[EXERCISE DETAILS]: Output the lines that follow exactly as they are.

[TASK INPUT]:
* Begin *
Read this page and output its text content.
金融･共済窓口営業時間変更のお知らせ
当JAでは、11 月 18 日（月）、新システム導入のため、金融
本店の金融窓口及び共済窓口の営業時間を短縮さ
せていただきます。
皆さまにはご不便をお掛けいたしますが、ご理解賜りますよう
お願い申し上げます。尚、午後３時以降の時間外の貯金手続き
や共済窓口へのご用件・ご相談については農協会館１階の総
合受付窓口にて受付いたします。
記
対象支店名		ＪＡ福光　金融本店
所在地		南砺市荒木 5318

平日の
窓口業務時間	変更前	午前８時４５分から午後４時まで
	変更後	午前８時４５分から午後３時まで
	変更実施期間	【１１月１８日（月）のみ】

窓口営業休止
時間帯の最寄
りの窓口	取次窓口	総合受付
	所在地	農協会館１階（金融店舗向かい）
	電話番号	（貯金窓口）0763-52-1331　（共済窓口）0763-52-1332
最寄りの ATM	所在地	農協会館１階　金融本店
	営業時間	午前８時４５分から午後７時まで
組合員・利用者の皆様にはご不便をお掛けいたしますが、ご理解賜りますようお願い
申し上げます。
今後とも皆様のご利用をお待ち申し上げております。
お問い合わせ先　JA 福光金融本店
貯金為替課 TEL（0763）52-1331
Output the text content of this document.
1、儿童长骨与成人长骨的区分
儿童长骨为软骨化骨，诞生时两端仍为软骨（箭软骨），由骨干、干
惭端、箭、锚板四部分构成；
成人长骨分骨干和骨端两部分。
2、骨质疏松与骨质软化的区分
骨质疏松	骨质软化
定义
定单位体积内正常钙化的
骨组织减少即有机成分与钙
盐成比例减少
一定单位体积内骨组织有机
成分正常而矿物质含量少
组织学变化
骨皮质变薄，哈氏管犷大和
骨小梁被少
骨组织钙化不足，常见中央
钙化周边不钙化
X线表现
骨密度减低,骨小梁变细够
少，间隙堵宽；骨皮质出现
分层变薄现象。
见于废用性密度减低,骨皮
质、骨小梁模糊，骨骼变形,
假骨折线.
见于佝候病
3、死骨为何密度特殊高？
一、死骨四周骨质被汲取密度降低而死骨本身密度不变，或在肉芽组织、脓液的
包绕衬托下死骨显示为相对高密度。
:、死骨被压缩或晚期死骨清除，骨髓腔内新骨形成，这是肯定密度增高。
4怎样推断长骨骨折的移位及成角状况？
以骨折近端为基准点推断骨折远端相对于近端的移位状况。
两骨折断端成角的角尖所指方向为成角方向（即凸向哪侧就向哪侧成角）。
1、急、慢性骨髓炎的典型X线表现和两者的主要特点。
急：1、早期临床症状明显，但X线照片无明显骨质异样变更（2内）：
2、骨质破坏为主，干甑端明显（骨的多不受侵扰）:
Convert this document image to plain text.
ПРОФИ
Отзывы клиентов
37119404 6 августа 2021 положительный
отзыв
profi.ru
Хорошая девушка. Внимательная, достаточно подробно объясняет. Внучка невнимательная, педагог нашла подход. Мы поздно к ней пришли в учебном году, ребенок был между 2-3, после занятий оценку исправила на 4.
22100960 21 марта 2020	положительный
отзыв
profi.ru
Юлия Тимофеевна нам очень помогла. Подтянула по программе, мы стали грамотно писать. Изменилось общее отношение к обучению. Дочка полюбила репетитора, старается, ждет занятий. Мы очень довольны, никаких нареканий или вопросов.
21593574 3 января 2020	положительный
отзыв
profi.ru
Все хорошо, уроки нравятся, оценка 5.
* End *
[TASK SOLUTION]:
Read this page and output its text content.
金融･共済窓口営業時間変更のお知らせ
当JAでは、11 月 18 日（月）、新システム導入のため、金融
本店の金融窓口及び共済窓口の営業時間を短縮さ
せていただきます。
皆さまにはご不便をお掛けいたしますが、ご理解賜りますよう
お願い申し上げます。尚、午後３時以降の時間外の貯金手続き
や共済窓口へのご用件・ご相談については農協会館１階の総
合受付窓口にて受付いたします。
記
対象支店名		ＪＡ福光　金融本店
所在地		南砺市荒木 5318

平日の
窓口業務時間	変更前	午前８時４５分から午後４時まで
	変更後	午前８時４５分から午後３時まで
	変更実施期間	【１１月１８日（月）のみ】

窓口営業休止
時間帯の最寄
りの窓口	取次窓口	総合受付
	所在地	農協会館１階（金融店舗向かい）
	電話番号	（貯金窓口）0763-52-1331　（共済窓口）0763-52-1332
最寄りの ATM	所在地	農協会館１階　金融本店
	営業時間	午前８時４５分から午後７時まで
組合員・利用者の皆様にはご不便をお掛けいたしますが、ご理解賜りますようお願い
申し上げます。
今後とも皆様のご利用をお待ち申し上げております。
お問い合わせ先　JA 福光金融本店
貯金為替課 TEL（0763）52-1331
Output the text content of this document.
1、儿童长骨与成人长骨的区分
儿童长骨为软骨化骨，诞生时两端仍为软骨（箭软骨），由骨干、干
惭端、箭、锚板四部分构成；
成人长骨分骨干和骨端两部分。
2、骨质疏松与骨质软化的区分
骨质疏松	骨质软化
定义
定单位体积内正常钙化的
骨组织减少即有机成分与钙
盐成比例减少
一定单位体积内骨组织有机
成分正常而矿物质含量少
组织学变化
骨皮质变薄，哈氏管犷大和
骨小梁被少
骨组织钙化不足，常见中央
钙化周边不钙化
X线表现
骨密度减低,骨小梁变细够
少，间隙堵宽；骨皮质出现
分层变薄现象。
见于废用性密度减低,骨皮
质、骨小梁模糊，骨骼变形,
假骨折线.
见于佝候病
3、死骨为何密度特殊高？
一、死骨四周骨质被汲取密度降低而死骨本身密度不变，或在肉芽组织、脓液的
包绕衬托下死骨显示为相对高密度。
:、死骨被压缩或晚期死骨清除，骨髓腔内新骨形成，这是肯定密度增高。
4怎样推断长骨骨折的移位及成角状况？
以骨折近端为基准点推断骨折远端相对于近端的移位状况。
两骨折断端成角的角尖所指方向为成角方向（即凸向哪侧就向哪侧成角）。
1、急、慢性骨髓炎的典型X线表现和两者的主要特点。
急：1、早期临床症状明显，但X线照片无明显骨质异样变更（2内）：
2、骨质破坏为主，干甑端明显（骨的多不受侵扰）:
Convert this document image to plain text.
ПРОФИ
Отзывы клиентов
37119404 6 августа 2021 положительный
отзыв
profi.ru
Хорошая девушка. Внимательная, достаточно подробно объясняет. Внучка невнимательная, педагог нашла подход. Мы поздно к ней пришли в учебном году, ребенок был между 2-3, после занятий оценку исправила на 4.
22100960 21 марта 2020	положительный
отзыв
profi.ru
Юлия Тимофеевна нам очень помогла. Подтянула по программе, мы стали грамотно писать. Изменилось общее отношение к обучению. Дочка полюбила репетитора, старается, ждет занятий. Мы очень довольны, никаких нареканий или вопросов.
21593574 3 января 2020	положительный
отзыв
profi.ru
Все хорошо, уроки нравятся, оценка 5.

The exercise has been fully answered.